EXERCISE: Copy every line from the material below that holds "brand".

## Begin DATA SUPPLIED

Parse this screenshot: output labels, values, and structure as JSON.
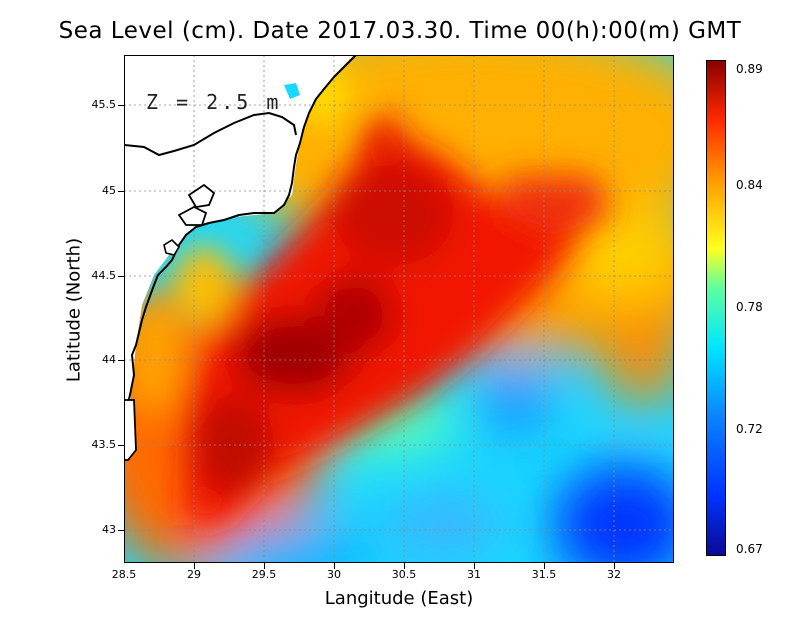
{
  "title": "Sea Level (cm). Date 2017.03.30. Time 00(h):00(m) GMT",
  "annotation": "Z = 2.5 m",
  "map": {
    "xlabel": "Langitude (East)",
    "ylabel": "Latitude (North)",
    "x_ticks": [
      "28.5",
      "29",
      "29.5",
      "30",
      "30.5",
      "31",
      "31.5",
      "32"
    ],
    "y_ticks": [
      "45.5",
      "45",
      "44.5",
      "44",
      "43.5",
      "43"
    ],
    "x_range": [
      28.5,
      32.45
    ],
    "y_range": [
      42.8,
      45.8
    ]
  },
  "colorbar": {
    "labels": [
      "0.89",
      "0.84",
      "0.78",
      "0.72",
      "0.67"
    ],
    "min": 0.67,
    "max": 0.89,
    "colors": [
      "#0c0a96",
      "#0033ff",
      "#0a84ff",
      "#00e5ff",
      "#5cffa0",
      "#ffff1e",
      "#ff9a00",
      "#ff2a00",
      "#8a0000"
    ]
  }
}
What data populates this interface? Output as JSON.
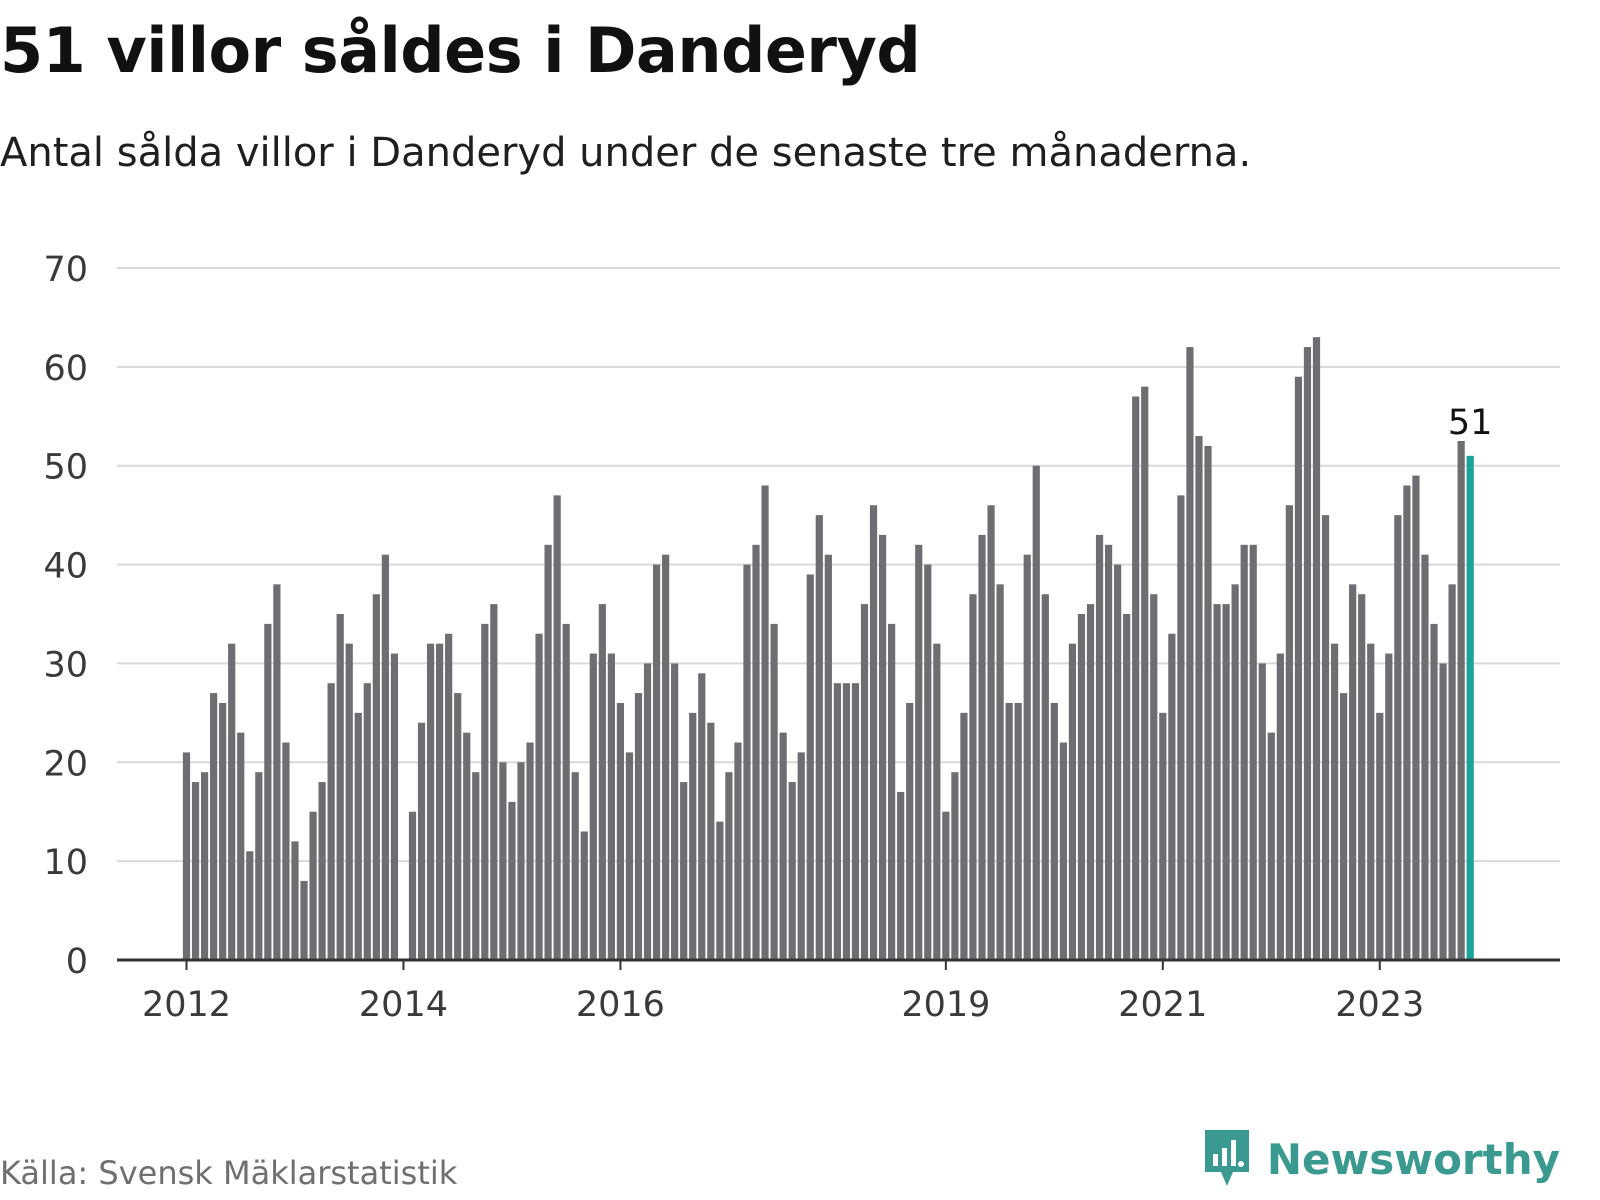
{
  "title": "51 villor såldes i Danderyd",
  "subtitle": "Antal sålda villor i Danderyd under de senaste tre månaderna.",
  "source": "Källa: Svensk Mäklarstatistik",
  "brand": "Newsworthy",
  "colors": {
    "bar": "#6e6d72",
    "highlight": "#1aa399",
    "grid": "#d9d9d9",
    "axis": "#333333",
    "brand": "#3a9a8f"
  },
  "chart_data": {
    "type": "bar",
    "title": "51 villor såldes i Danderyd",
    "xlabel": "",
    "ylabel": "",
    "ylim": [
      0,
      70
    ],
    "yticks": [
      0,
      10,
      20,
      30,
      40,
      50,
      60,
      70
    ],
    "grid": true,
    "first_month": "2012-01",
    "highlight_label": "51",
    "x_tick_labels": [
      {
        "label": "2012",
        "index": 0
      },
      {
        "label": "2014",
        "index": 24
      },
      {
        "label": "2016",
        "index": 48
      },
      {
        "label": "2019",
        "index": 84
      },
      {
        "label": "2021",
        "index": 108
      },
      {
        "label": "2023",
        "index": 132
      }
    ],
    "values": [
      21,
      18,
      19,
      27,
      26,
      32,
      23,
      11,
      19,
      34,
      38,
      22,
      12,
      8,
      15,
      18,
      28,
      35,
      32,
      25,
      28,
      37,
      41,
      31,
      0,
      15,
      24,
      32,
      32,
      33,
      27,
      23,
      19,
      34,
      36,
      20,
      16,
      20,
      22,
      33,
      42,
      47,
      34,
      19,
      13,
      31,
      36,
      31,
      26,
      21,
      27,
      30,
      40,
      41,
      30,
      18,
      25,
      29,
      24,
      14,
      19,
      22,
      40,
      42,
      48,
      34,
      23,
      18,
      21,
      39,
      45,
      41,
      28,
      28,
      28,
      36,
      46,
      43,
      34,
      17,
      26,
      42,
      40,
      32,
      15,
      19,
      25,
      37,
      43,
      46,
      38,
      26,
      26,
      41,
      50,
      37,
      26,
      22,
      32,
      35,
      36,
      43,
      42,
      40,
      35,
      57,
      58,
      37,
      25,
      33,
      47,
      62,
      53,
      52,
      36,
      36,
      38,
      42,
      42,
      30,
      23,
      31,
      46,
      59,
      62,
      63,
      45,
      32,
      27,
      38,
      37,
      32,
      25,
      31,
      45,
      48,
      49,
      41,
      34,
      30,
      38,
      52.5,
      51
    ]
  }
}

## End DATA SUPPLIED
## Begin DATA SUPPLIED

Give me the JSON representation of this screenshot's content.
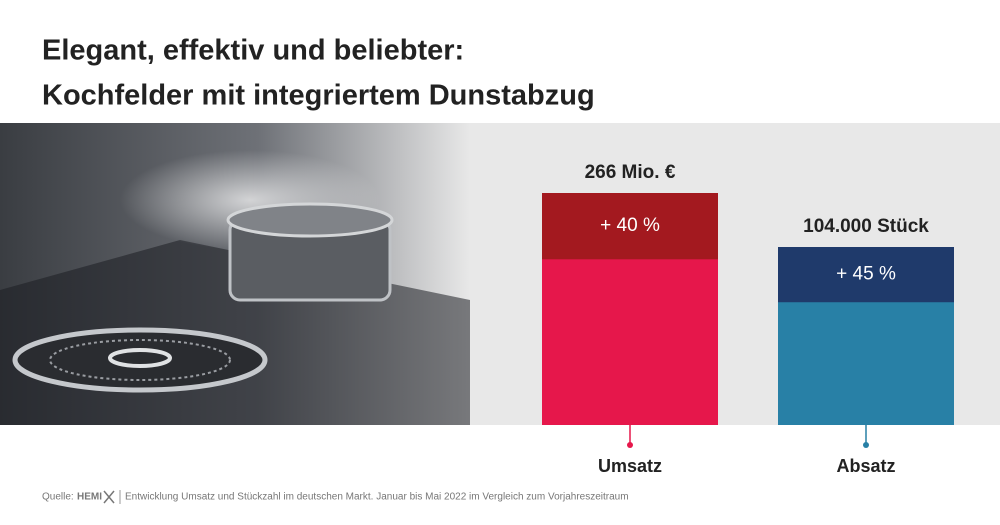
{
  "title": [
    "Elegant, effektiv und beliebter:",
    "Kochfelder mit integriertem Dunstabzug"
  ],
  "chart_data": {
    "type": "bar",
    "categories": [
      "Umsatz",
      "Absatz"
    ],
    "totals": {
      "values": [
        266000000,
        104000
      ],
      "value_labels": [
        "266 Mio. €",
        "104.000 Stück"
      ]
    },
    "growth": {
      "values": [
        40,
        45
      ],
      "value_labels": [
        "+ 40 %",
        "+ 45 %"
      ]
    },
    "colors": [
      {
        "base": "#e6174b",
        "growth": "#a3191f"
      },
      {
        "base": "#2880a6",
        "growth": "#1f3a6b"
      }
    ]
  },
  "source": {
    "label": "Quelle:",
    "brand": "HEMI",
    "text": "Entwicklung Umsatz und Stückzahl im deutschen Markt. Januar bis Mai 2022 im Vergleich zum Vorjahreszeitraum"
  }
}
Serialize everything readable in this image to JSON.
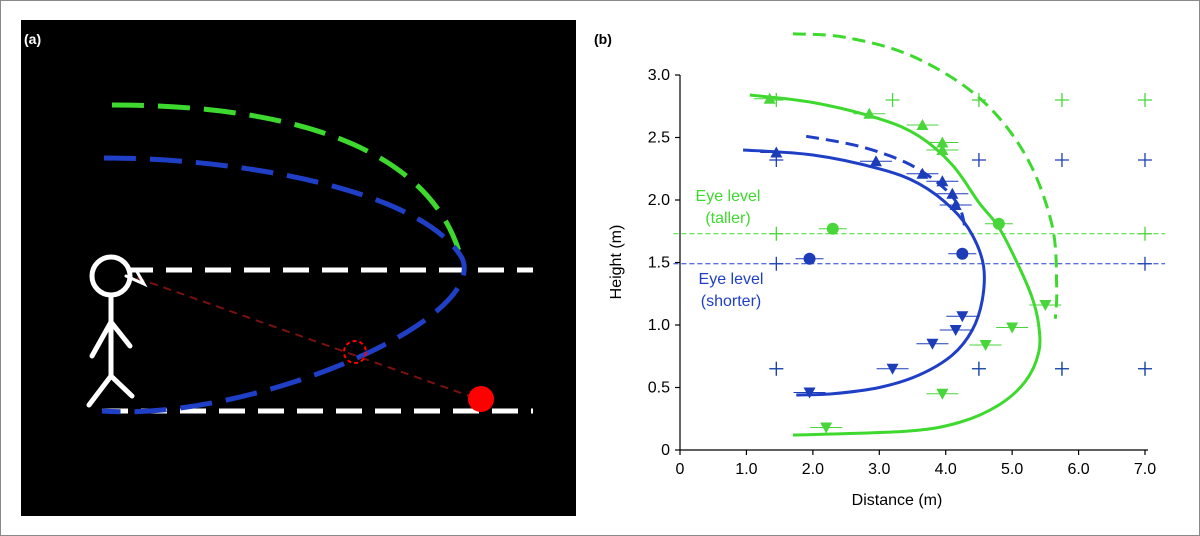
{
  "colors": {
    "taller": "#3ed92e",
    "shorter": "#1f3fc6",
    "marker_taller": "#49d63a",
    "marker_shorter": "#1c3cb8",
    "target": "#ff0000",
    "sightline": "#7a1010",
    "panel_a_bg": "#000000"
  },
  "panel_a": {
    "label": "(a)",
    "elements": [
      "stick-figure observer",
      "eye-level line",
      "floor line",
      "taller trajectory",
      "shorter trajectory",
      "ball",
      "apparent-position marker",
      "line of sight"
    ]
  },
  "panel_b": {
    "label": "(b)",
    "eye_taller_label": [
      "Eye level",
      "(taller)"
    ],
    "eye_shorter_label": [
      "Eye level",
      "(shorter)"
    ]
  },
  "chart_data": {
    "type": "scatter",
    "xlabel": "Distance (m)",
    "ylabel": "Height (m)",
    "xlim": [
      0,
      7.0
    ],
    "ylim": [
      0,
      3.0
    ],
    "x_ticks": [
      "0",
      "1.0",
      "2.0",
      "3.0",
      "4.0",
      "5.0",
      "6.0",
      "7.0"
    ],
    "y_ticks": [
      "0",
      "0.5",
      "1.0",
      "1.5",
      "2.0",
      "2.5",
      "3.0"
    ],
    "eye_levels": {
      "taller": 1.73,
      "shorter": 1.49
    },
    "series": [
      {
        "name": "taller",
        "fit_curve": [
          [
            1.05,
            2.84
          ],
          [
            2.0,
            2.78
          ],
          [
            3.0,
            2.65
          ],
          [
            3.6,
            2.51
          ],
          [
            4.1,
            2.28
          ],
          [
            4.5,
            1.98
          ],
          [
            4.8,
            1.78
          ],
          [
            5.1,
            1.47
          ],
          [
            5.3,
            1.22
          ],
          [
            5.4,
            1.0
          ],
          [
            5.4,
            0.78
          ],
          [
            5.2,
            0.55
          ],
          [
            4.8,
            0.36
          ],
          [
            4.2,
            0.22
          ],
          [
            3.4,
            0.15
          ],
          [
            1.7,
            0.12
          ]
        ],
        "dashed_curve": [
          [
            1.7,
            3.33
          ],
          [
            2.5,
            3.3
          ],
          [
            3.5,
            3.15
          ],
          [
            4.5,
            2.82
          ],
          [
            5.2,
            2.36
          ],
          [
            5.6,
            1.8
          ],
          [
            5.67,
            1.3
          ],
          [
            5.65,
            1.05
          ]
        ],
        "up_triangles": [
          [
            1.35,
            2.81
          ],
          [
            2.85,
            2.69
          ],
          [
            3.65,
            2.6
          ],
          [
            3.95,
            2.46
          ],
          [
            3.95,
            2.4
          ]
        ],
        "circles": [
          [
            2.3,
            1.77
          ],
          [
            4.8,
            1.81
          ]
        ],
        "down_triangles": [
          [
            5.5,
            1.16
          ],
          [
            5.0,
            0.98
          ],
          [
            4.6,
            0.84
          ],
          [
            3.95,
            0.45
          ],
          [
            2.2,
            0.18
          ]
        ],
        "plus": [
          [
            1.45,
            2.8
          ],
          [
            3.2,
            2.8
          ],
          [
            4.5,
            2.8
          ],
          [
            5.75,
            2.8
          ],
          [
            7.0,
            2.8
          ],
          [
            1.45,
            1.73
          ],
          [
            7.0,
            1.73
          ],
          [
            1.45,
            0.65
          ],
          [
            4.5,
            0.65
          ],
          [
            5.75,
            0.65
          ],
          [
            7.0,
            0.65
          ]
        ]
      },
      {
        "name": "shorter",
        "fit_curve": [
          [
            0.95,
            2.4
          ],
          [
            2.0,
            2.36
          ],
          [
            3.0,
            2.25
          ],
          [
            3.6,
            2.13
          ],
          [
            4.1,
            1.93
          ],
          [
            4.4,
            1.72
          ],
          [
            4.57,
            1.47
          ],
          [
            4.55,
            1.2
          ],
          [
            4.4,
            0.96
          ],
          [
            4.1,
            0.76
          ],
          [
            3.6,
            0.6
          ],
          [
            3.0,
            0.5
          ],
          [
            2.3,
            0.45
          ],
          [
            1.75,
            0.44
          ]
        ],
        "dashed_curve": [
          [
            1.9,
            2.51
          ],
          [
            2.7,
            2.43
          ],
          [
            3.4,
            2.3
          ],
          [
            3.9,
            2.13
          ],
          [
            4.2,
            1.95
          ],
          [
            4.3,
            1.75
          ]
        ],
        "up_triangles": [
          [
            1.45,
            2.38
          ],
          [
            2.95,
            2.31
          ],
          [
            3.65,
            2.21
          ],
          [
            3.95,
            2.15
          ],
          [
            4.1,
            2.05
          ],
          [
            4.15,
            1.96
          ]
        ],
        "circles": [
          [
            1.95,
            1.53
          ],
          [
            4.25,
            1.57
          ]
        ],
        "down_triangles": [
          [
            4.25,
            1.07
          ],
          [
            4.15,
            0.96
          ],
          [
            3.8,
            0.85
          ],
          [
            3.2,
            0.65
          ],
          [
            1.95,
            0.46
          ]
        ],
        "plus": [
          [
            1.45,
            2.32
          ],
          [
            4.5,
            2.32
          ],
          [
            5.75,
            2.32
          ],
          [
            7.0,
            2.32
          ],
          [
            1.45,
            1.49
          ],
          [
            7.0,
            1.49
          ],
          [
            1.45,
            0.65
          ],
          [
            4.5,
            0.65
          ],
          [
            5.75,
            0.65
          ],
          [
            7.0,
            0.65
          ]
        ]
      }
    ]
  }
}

## End DATA SUPPLIED

RESPONSE TO THIS TASK:
  "brand": "Newsworthy",
    "brand": "#3a9a8f"
    "brand": "HEMI",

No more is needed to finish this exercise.